>> Start Records for this task

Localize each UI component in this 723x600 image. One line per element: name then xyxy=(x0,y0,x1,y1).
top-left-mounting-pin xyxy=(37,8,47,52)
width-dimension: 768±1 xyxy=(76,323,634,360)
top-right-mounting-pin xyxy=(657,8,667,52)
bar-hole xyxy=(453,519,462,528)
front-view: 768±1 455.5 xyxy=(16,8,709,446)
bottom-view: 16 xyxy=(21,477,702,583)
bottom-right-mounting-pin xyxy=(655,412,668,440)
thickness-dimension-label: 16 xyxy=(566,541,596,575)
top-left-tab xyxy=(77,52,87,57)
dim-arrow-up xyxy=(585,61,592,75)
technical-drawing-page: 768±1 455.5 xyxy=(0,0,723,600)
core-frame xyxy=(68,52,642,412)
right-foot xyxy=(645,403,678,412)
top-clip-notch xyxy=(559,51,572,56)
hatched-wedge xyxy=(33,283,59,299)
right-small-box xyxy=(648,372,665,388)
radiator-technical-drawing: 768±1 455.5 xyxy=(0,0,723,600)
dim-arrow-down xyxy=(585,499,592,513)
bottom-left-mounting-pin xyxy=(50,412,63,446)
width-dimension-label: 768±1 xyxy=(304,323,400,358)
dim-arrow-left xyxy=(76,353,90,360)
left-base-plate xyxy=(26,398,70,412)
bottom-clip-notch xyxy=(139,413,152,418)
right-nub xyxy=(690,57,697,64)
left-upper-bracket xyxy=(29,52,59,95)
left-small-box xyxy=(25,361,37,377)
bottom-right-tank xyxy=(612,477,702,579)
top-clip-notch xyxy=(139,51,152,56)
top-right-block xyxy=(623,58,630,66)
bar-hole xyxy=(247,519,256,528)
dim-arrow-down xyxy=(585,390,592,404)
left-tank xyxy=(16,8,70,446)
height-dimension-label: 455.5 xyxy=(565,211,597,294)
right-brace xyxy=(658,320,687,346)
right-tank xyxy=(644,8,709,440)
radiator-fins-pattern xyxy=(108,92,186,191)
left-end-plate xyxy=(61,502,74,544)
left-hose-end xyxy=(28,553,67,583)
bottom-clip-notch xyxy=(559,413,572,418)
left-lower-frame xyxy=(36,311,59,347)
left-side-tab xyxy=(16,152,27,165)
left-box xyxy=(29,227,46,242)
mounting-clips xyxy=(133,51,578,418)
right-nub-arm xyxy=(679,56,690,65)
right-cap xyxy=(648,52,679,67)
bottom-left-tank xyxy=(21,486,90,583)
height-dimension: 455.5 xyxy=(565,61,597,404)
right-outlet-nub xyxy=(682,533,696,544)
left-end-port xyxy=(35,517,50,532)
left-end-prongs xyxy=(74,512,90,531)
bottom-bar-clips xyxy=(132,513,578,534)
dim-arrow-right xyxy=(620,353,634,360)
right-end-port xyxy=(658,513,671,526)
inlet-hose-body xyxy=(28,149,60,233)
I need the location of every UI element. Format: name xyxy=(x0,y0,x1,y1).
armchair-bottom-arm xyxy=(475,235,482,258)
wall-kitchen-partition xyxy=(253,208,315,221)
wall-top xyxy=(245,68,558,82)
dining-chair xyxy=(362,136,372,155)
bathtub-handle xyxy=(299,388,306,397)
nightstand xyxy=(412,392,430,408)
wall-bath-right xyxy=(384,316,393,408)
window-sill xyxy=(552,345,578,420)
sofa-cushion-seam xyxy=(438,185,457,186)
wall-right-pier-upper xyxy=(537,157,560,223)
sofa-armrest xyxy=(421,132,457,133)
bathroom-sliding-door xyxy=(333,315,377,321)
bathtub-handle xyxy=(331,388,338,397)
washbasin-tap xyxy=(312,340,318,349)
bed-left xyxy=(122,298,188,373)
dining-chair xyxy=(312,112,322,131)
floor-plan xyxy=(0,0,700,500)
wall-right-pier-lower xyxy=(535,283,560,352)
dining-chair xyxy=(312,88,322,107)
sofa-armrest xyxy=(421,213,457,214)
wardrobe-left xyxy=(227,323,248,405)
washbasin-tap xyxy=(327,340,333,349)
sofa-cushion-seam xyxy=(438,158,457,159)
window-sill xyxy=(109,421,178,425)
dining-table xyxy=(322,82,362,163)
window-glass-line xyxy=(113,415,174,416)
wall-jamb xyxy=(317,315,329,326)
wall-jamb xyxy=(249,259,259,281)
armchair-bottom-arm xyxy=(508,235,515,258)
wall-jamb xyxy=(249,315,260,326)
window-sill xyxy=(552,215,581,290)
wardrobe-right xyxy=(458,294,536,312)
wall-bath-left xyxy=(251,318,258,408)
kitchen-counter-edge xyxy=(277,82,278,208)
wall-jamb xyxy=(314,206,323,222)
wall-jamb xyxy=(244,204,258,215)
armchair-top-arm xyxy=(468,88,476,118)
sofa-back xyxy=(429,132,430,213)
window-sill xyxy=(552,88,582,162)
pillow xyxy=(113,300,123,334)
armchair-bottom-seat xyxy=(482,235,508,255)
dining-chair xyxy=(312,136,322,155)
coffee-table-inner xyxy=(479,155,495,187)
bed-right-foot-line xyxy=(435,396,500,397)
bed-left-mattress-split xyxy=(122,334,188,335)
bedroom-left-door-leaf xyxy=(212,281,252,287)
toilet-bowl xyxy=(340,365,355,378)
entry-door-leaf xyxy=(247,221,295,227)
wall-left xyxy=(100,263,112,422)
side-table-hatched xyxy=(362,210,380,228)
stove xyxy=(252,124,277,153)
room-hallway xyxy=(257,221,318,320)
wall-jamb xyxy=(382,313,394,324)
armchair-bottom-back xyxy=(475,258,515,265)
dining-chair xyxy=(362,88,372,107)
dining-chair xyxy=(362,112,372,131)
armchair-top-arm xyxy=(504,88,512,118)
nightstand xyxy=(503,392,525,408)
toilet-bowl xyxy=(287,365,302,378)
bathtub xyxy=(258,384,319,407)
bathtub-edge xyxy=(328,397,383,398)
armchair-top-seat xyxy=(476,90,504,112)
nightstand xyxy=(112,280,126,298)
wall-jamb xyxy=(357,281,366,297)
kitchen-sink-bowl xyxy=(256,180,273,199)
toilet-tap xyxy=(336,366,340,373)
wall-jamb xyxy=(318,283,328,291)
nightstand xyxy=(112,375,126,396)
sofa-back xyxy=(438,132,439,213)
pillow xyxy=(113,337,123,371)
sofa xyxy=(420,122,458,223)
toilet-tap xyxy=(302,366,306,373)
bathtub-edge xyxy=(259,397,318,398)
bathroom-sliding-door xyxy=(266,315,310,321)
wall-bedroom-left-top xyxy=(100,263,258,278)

>> End Records for this task

Exercise brief :: Render every line in the rows above as a numbered list, leaving out any blank lines.

Result below ::
1. Localize each UI component in this 723x600 image. One line per element: name then xyxy=(x0,y0,x1,y1).
2. top-left-mounting-pin xyxy=(37,8,47,52)
3. width-dimension: 768±1 xyxy=(76,323,634,360)
4. top-right-mounting-pin xyxy=(657,8,667,52)
5. bar-hole xyxy=(453,519,462,528)
6. front-view: 768±1 455.5 xyxy=(16,8,709,446)
7. bottom-view: 16 xyxy=(21,477,702,583)
8. bottom-right-mounting-pin xyxy=(655,412,668,440)
9. thickness-dimension-label: 16 xyxy=(566,541,596,575)
10. top-left-tab xyxy=(77,52,87,57)
11. dim-arrow-up xyxy=(585,61,592,75)
12. technical-drawing-page: 768±1 455.5 xyxy=(0,0,723,600)
13. core-frame xyxy=(68,52,642,412)
14. right-foot xyxy=(645,403,678,412)
15. top-clip-notch xyxy=(559,51,572,56)
16. hatched-wedge xyxy=(33,283,59,299)
17. right-small-box xyxy=(648,372,665,388)
18. radiator-technical-drawing: 768±1 455.5 xyxy=(0,0,723,600)
19. dim-arrow-down xyxy=(585,499,592,513)
20. bottom-left-mounting-pin xyxy=(50,412,63,446)
21. width-dimension-label: 768±1 xyxy=(304,323,400,358)
22. dim-arrow-left xyxy=(76,353,90,360)
23. left-base-plate xyxy=(26,398,70,412)
24. bottom-clip-notch xyxy=(139,413,152,418)
25. right-nub xyxy=(690,57,697,64)
26. left-upper-bracket xyxy=(29,52,59,95)
27. left-small-box xyxy=(25,361,37,377)
28. bottom-right-tank xyxy=(612,477,702,579)
29. top-clip-notch xyxy=(139,51,152,56)
30. top-right-block xyxy=(623,58,630,66)
31. bar-hole xyxy=(247,519,256,528)
32. dim-arrow-down xyxy=(585,390,592,404)
33. left-tank xyxy=(16,8,70,446)
34. height-dimension-label: 455.5 xyxy=(565,211,597,294)
35. right-brace xyxy=(658,320,687,346)
36. right-tank xyxy=(644,8,709,440)
37. radiator-fins-pattern xyxy=(108,92,186,191)
38. left-end-plate xyxy=(61,502,74,544)
39. left-hose-end xyxy=(28,553,67,583)
40. bottom-clip-notch xyxy=(559,413,572,418)
41. left-lower-frame xyxy=(36,311,59,347)
42. left-side-tab xyxy=(16,152,27,165)
43. left-box xyxy=(29,227,46,242)
44. mounting-clips xyxy=(133,51,578,418)
45. right-nub-arm xyxy=(679,56,690,65)
46. right-cap xyxy=(648,52,679,67)
47. bottom-left-tank xyxy=(21,486,90,583)
48. height-dimension: 455.5 xyxy=(565,61,597,404)
49. right-outlet-nub xyxy=(682,533,696,544)
50. left-end-port xyxy=(35,517,50,532)
51. left-end-prongs xyxy=(74,512,90,531)
52. bottom-bar-clips xyxy=(132,513,578,534)
53. dim-arrow-right xyxy=(620,353,634,360)
54. right-end-port xyxy=(658,513,671,526)
55. inlet-hose-body xyxy=(28,149,60,233)
56. I need the location of every UI element. Format: name xyxy=(x0,y0,x1,y1).
57. armchair-bottom-arm xyxy=(475,235,482,258)
58. wall-kitchen-partition xyxy=(253,208,315,221)
59. wall-top xyxy=(245,68,558,82)
60. dining-chair xyxy=(362,136,372,155)
61. bathtub-handle xyxy=(299,388,306,397)
62. nightstand xyxy=(412,392,430,408)
63. wall-bath-right xyxy=(384,316,393,408)
64. window-sill xyxy=(552,345,578,420)
65. sofa-cushion-seam xyxy=(438,185,457,186)
66. wall-right-pier-upper xyxy=(537,157,560,223)
67. sofa-armrest xyxy=(421,132,457,133)
68. bathroom-sliding-door xyxy=(333,315,377,321)
69. bathtub-handle xyxy=(331,388,338,397)
70. washbasin-tap xyxy=(312,340,318,349)
71. bed-left xyxy=(122,298,188,373)
72. dining-chair xyxy=(312,112,322,131)
73. floor-plan xyxy=(0,0,700,500)
74. wall-right-pier-lower xyxy=(535,283,560,352)
75. dining-chair xyxy=(312,88,322,107)
76. sofa-armrest xyxy=(421,213,457,214)
77. wardrobe-left xyxy=(227,323,248,405)
78. washbasin-tap xyxy=(327,340,333,349)
79. sofa-cushion-seam xyxy=(438,158,457,159)
80. window-sill xyxy=(109,421,178,425)
81. dining-table xyxy=(322,82,362,163)
82. window-glass-line xyxy=(113,415,174,416)
83. wall-jamb xyxy=(317,315,329,326)
84. wall-jamb xyxy=(249,259,259,281)
85. armchair-bottom-arm xyxy=(508,235,515,258)
86. wall-jamb xyxy=(249,315,260,326)
87. window-sill xyxy=(552,215,581,290)
88. wardrobe-right xyxy=(458,294,536,312)
89. wall-bath-left xyxy=(251,318,258,408)
90. kitchen-counter-edge xyxy=(277,82,278,208)
91. wall-jamb xyxy=(314,206,323,222)
92. wall-jamb xyxy=(244,204,258,215)
93. armchair-top-arm xyxy=(468,88,476,118)
94. sofa-back xyxy=(429,132,430,213)
95. window-sill xyxy=(552,88,582,162)
96. pillow xyxy=(113,300,123,334)
97. armchair-bottom-seat xyxy=(482,235,508,255)
98. dining-chair xyxy=(312,136,322,155)
99. coffee-table-inner xyxy=(479,155,495,187)
100. bed-right-foot-line xyxy=(435,396,500,397)
101. bed-left-mattress-split xyxy=(122,334,188,335)
102. bedroom-left-door-leaf xyxy=(212,281,252,287)
103. toilet-bowl xyxy=(340,365,355,378)
104. entry-door-leaf xyxy=(247,221,295,227)
105. wall-left xyxy=(100,263,112,422)
106. side-table-hatched xyxy=(362,210,380,228)
107. stove xyxy=(252,124,277,153)
108. room-hallway xyxy=(257,221,318,320)
109. wall-jamb xyxy=(382,313,394,324)
110. armchair-bottom-back xyxy=(475,258,515,265)
111. dining-chair xyxy=(362,88,372,107)
112. dining-chair xyxy=(362,112,372,131)
113. armchair-top-arm xyxy=(504,88,512,118)
114. nightstand xyxy=(503,392,525,408)
115. toilet-bowl xyxy=(287,365,302,378)
116. bathtub xyxy=(258,384,319,407)
117. bathtub-edge xyxy=(328,397,383,398)
118. armchair-top-seat xyxy=(476,90,504,112)
119. nightstand xyxy=(112,280,126,298)
120. wall-jamb xyxy=(357,281,366,297)
121. kitchen-sink-bowl xyxy=(256,180,273,199)
122. toilet-tap xyxy=(336,366,340,373)
123. wall-jamb xyxy=(318,283,328,291)
124. nightstand xyxy=(112,375,126,396)
125. sofa-back xyxy=(438,132,439,213)
126. pillow xyxy=(113,337,123,371)
127. sofa xyxy=(420,122,458,223)
128. toilet-tap xyxy=(302,366,306,373)
129. bathtub-edge xyxy=(259,397,318,398)
130. bathroom-sliding-door xyxy=(266,315,310,321)
131. wall-bedroom-left-top xyxy=(100,263,258,278)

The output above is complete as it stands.